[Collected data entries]
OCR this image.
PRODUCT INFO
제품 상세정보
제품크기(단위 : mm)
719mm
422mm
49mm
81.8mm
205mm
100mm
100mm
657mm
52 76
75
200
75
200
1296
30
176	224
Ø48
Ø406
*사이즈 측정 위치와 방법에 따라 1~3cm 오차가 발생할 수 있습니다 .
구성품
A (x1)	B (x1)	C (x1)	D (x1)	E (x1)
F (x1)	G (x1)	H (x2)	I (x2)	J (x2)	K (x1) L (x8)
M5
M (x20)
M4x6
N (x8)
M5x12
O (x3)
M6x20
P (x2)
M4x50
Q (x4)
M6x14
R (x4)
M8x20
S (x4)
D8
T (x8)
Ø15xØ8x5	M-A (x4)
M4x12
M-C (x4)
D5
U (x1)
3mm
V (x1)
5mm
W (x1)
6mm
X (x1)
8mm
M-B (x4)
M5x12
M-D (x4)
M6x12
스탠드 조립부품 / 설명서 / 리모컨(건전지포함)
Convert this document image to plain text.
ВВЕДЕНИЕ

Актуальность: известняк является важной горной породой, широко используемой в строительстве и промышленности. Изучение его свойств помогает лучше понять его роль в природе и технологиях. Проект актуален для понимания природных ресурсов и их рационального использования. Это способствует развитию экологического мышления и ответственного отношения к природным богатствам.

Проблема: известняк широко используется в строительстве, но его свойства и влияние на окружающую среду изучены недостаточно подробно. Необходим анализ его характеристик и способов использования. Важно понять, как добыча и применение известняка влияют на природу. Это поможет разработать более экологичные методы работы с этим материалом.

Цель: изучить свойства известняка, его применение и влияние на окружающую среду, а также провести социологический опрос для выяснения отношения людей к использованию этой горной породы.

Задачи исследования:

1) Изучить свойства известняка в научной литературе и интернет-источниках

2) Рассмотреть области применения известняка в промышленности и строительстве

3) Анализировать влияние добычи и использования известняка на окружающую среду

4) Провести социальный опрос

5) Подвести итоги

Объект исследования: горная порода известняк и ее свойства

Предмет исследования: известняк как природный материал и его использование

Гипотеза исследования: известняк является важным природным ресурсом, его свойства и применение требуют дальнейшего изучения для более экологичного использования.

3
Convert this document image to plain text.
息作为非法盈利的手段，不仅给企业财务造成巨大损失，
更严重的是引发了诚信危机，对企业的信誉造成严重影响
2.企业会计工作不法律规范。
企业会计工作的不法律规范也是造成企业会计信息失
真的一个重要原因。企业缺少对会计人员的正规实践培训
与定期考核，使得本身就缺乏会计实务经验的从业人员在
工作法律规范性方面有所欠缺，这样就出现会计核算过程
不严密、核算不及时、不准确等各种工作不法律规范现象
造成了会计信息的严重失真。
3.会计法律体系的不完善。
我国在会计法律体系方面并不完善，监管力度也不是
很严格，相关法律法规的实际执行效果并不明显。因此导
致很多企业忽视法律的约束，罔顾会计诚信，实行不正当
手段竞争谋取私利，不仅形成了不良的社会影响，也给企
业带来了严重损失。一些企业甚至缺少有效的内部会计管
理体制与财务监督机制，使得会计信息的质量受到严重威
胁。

__Exercise objective__. Extract the whole listing, character for character.

__Written reply__.
OCR this image.
PRODUCT INFO
제품 상세정보
제품크기(단위 : mm)
719mm
422mm
49mm
81.8mm
205mm
100mm
100mm
657mm
52 76
75
200
75
200
1296
30
176	224
Ø48
Ø406
*사이즈 측정 위치와 방법에 따라 1~3cm 오차가 발생할 수 있습니다 .
구성품
A (x1)	B (x1)	C (x1)	D (x1)	E (x1)
F (x1)	G (x1)	H (x2)	I (x2)	J (x2)	K (x1) L (x8)
M5
M (x20)
M4x6
N (x8)
M5x12
O (x3)
M6x20
P (x2)
M4x50
Q (x4)
M6x14
R (x4)
M8x20
S (x4)
D8
T (x8)
Ø15xØ8x5	M-A (x4)
M4x12
M-C (x4)
D5
U (x1)
3mm
V (x1)
5mm
W (x1)
6mm
X (x1)
8mm
M-B (x4)
M5x12
M-D (x4)
M6x12
스탠드 조립부품 / 설명서 / 리모컨(건전지포함)
Convert this document image to plain text.
ВВЕДЕНИЕ

Актуальность: известняк является важной горной породой, широко используемой в строительстве и промышленности. Изучение его свойств помогает лучше понять его роль в природе и технологиях. Проект актуален для понимания природных ресурсов и их рационального использования. Это способствует развитию экологического мышления и ответственного отношения к природным богатствам.

Проблема: известняк широко используется в строительстве, но его свойства и влияние на окружающую среду изучены недостаточно подробно. Необходим анализ его характеристик и способов использования. Важно понять, как добыча и применение известняка влияют на природу. Это поможет разработать более экологичные методы работы с этим материалом.

Цель: изучить свойства известняка, его применение и влияние на окружающую среду, а также провести социологический опрос для выяснения отношения людей к использованию этой горной породы.

Задачи исследования:

1) Изучить свойства известняка в научной литературе и интернет-источниках

2) Рассмотреть области применения известняка в промышленности и строительстве

3) Анализировать влияние добычи и использования известняка на окружающую среду

4) Провести социальный опрос

5) Подвести итоги

Объект исследования: горная порода известняк и ее свойства

Предмет исследования: известняк как природный материал и его использование

Гипотеза исследования: известняк является важным природным ресурсом, его свойства и применение требуют дальнейшего изучения для более экологичного использования.

3
Convert this document image to plain text.
息作为非法盈利的手段，不仅给企业财务造成巨大损失，
更严重的是引发了诚信危机，对企业的信誉造成严重影响
2.企业会计工作不法律规范。
企业会计工作的不法律规范也是造成企业会计信息失
真的一个重要原因。企业缺少对会计人员的正规实践培训
与定期考核，使得本身就缺乏会计实务经验的从业人员在
工作法律规范性方面有所欠缺，这样就出现会计核算过程
不严密、核算不及时、不准确等各种工作不法律规范现象
造成了会计信息的严重失真。
3.会计法律体系的不完善。
我国在会计法律体系方面并不完善，监管力度也不是
很严格，相关法律法规的实际执行效果并不明显。因此导
致很多企业忽视法律的约束，罔顾会计诚信，实行不正当
手段竞争谋取私利，不仅形成了不良的社会影响，也给企
业带来了严重损失。一些企业甚至缺少有效的内部会计管
理体制与财务监督机制，使得会计信息的质量受到严重威
胁。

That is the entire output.